## Provided information
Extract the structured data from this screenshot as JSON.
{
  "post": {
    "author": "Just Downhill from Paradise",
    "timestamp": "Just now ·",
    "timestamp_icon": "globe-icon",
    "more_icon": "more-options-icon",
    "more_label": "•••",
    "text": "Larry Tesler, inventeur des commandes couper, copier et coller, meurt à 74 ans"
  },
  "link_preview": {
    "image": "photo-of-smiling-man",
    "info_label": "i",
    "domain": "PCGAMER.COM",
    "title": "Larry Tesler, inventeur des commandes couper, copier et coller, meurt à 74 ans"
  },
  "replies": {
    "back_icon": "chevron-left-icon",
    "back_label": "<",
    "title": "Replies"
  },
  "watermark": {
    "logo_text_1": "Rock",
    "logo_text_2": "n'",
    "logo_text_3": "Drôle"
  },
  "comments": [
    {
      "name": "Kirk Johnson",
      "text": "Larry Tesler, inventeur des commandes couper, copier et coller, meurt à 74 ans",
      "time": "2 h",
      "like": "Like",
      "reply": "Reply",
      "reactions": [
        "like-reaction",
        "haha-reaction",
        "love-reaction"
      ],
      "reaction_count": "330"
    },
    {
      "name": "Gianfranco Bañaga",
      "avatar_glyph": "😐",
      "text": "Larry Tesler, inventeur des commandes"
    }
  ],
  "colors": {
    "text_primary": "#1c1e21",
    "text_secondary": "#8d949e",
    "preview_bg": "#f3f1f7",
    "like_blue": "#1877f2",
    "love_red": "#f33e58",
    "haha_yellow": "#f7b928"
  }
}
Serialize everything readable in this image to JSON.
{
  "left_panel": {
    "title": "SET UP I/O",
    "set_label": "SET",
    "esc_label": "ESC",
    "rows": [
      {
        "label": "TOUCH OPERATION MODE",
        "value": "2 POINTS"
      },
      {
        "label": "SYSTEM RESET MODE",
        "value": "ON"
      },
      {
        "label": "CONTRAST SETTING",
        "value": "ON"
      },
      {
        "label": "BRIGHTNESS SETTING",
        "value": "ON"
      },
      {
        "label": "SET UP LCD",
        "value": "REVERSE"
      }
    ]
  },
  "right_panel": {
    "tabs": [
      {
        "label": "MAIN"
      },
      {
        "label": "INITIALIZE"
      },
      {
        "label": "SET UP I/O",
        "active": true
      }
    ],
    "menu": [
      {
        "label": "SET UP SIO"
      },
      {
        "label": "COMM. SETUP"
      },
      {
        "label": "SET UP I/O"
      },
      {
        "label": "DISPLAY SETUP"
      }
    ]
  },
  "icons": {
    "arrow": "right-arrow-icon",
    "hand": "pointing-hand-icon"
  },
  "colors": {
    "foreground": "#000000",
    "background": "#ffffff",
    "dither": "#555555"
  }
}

## Exercise details
Exactly and only the lines from the line containing "Serialize everything readable" through the last line of the entries should be copied, both ends included.

## Exercise result
Serialize everything readable in this image to JSON.
{
  "left_panel": {
    "title": "SET UP I/O",
    "set_label": "SET",
    "esc_label": "ESC",
    "rows": [
      {
        "label": "TOUCH OPERATION MODE",
        "value": "2 POINTS"
      },
      {
        "label": "SYSTEM RESET MODE",
        "value": "ON"
      },
      {
        "label": "CONTRAST SETTING",
        "value": "ON"
      },
      {
        "label": "BRIGHTNESS SETTING",
        "value": "ON"
      },
      {
        "label": "SET UP LCD",
        "value": "REVERSE"
      }
    ]
  },
  "right_panel": {
    "tabs": [
      {
        "label": "MAIN"
      },
      {
        "label": "INITIALIZE"
      },
      {
        "label": "SET UP I/O",
        "active": true
      }
    ],
    "menu": [
      {
        "label": "SET UP SIO"
      },
      {
        "label": "COMM. SETUP"
      },
      {
        "label": "SET UP I/O"
      },
      {
        "label": "DISPLAY SETUP"
      }
    ]
  },
  "icons": {
    "arrow": "right-arrow-icon",
    "hand": "pointing-hand-icon"
  },
  "colors": {
    "foreground": "#000000",
    "background": "#ffffff",
    "dither": "#555555"
  }
}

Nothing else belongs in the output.